::: PROVIDED DATA :::

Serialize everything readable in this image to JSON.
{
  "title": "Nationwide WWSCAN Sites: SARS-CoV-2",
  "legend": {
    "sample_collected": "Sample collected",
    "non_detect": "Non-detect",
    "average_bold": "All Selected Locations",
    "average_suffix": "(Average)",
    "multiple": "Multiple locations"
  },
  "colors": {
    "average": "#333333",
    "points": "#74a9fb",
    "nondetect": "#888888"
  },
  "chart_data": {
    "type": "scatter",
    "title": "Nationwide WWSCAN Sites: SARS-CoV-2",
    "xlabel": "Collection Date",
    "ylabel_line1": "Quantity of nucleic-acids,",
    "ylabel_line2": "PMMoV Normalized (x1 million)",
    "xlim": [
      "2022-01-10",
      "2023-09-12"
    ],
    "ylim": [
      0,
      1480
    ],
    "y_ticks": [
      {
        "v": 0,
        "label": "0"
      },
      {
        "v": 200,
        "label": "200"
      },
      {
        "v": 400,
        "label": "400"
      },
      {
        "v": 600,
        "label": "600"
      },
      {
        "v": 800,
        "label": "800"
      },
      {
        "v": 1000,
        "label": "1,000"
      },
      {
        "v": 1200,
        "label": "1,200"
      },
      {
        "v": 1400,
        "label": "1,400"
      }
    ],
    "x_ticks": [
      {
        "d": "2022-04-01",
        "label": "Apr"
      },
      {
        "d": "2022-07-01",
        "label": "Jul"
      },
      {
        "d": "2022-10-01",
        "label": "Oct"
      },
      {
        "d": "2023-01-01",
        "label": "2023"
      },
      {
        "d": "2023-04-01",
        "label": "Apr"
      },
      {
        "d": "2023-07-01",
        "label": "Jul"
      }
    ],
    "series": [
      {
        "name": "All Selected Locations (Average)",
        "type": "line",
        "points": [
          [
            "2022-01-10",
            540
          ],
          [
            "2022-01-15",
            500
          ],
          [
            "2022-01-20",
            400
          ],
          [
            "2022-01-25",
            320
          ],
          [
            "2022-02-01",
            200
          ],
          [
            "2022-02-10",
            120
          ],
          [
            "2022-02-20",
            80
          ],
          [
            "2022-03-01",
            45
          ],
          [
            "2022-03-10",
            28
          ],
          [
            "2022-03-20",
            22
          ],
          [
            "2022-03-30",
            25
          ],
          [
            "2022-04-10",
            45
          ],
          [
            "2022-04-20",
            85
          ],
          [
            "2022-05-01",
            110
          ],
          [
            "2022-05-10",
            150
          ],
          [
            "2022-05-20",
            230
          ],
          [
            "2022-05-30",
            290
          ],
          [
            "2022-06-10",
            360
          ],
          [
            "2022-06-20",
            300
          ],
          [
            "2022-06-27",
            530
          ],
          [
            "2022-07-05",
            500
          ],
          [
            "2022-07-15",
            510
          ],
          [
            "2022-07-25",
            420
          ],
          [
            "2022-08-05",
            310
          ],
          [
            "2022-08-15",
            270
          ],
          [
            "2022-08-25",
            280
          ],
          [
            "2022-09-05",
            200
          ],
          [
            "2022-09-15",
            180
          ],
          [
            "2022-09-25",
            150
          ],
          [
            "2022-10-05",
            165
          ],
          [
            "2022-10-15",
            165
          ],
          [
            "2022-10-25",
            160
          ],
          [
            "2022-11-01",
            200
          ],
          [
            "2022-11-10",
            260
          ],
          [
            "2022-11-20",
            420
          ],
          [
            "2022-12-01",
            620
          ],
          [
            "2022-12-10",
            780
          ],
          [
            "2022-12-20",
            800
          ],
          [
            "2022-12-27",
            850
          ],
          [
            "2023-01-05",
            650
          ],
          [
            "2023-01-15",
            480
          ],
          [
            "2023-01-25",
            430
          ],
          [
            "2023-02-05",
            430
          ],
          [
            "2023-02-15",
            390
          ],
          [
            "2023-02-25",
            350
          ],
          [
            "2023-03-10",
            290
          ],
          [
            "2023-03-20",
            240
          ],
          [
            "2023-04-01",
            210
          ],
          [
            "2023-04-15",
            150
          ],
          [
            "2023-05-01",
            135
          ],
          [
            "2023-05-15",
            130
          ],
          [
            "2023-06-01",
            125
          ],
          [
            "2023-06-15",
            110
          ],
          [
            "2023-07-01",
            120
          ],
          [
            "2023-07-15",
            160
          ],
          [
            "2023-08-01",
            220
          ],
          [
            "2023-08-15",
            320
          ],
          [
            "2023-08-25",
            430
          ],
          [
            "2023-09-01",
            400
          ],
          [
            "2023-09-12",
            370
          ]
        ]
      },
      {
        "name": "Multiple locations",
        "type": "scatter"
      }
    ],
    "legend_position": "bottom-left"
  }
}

:::

Of the lines in the material, how many include "title"? Respond with the number alone.

2